## Items listed in a dataset
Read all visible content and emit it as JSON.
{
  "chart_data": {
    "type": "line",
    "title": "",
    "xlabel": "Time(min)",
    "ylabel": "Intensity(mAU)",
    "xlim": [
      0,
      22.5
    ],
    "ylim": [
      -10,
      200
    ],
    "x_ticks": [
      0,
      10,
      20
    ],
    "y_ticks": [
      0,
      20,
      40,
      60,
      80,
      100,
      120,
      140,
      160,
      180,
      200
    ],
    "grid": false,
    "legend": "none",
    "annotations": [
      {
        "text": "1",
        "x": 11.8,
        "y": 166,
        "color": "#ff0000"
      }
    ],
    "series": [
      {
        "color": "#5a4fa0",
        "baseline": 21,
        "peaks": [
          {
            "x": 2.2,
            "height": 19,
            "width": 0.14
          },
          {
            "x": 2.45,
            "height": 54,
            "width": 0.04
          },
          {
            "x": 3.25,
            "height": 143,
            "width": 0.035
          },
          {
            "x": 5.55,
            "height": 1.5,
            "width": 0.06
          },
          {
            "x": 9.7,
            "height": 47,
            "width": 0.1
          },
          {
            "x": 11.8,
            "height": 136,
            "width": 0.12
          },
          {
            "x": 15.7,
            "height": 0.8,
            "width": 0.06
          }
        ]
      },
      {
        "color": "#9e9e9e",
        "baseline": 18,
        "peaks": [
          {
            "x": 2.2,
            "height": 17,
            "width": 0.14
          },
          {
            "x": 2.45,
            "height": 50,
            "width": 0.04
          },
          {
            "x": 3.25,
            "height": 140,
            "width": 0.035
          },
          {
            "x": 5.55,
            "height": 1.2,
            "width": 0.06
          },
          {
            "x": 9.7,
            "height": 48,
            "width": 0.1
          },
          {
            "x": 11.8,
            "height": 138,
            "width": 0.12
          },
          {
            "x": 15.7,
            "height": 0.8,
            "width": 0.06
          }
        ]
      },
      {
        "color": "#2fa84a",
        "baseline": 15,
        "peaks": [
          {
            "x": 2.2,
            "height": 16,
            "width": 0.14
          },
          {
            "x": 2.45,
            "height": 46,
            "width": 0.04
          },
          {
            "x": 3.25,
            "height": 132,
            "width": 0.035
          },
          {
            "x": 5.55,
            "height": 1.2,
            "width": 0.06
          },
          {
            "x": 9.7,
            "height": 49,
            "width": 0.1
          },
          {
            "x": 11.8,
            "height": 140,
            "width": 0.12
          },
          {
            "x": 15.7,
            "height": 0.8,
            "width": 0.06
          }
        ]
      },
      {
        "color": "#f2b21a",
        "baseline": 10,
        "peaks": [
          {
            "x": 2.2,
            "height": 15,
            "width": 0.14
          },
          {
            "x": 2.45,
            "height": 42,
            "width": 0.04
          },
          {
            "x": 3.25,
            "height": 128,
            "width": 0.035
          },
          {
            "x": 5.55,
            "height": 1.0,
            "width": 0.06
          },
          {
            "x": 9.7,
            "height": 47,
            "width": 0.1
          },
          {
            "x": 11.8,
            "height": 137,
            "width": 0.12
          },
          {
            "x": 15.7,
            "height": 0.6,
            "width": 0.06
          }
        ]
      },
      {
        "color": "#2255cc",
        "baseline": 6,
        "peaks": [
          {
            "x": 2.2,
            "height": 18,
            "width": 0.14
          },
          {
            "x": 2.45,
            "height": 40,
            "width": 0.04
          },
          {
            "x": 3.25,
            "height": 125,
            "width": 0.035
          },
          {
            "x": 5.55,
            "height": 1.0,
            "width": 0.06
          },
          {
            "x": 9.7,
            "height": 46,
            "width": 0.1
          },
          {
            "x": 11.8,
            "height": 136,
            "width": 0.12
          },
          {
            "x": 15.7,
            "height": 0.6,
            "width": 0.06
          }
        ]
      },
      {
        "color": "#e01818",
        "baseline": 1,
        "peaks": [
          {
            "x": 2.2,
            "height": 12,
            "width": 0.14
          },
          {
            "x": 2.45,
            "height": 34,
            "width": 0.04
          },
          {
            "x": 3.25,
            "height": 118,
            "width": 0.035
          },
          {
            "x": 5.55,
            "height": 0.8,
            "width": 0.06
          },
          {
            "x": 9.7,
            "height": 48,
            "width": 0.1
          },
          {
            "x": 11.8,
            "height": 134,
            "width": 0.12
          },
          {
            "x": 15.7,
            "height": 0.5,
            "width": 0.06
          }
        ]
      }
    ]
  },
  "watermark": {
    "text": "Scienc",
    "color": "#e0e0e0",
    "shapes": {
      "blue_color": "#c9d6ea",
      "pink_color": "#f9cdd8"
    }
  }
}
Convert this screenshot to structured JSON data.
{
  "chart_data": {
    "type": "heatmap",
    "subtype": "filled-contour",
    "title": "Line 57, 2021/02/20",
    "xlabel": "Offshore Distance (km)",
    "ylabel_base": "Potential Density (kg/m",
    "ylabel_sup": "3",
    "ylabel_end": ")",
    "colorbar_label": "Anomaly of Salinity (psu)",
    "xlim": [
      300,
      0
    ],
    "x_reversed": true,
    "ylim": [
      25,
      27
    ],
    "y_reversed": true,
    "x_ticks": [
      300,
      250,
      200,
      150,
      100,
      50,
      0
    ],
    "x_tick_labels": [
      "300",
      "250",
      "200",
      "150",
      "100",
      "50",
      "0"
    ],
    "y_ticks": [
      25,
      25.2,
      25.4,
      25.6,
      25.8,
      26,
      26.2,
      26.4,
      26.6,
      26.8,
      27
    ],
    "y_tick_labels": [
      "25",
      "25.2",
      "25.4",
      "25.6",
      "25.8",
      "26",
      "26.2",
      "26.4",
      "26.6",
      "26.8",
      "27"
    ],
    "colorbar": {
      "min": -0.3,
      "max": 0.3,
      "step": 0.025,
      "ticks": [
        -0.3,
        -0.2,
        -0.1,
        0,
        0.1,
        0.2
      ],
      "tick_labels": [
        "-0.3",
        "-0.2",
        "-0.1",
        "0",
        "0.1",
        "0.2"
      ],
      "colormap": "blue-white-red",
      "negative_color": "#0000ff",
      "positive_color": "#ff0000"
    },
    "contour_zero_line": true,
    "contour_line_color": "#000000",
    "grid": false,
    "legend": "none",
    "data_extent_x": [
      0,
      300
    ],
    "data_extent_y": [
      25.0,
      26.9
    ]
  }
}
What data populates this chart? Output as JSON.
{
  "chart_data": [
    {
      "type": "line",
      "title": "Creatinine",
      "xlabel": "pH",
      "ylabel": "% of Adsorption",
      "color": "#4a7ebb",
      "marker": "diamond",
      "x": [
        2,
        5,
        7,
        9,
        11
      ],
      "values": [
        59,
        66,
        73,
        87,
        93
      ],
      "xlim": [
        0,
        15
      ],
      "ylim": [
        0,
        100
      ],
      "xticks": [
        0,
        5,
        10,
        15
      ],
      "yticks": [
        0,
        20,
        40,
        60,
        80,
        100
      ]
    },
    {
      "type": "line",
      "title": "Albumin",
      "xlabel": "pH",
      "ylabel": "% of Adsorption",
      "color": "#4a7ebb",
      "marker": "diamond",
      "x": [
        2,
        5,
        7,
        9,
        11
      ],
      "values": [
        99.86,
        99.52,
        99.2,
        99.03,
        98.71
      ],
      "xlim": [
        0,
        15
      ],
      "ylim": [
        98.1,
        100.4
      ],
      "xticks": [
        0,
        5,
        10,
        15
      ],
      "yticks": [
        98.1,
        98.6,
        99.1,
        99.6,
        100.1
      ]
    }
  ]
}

## What is needed
Copy out all lines where the word "xlabel" appears.

## Result for this task
    "xlabel": "Time(min)",
    "xlabel": "Offshore Distance (km)",
      "xlabel": "pH",
      "xlabel": "pH",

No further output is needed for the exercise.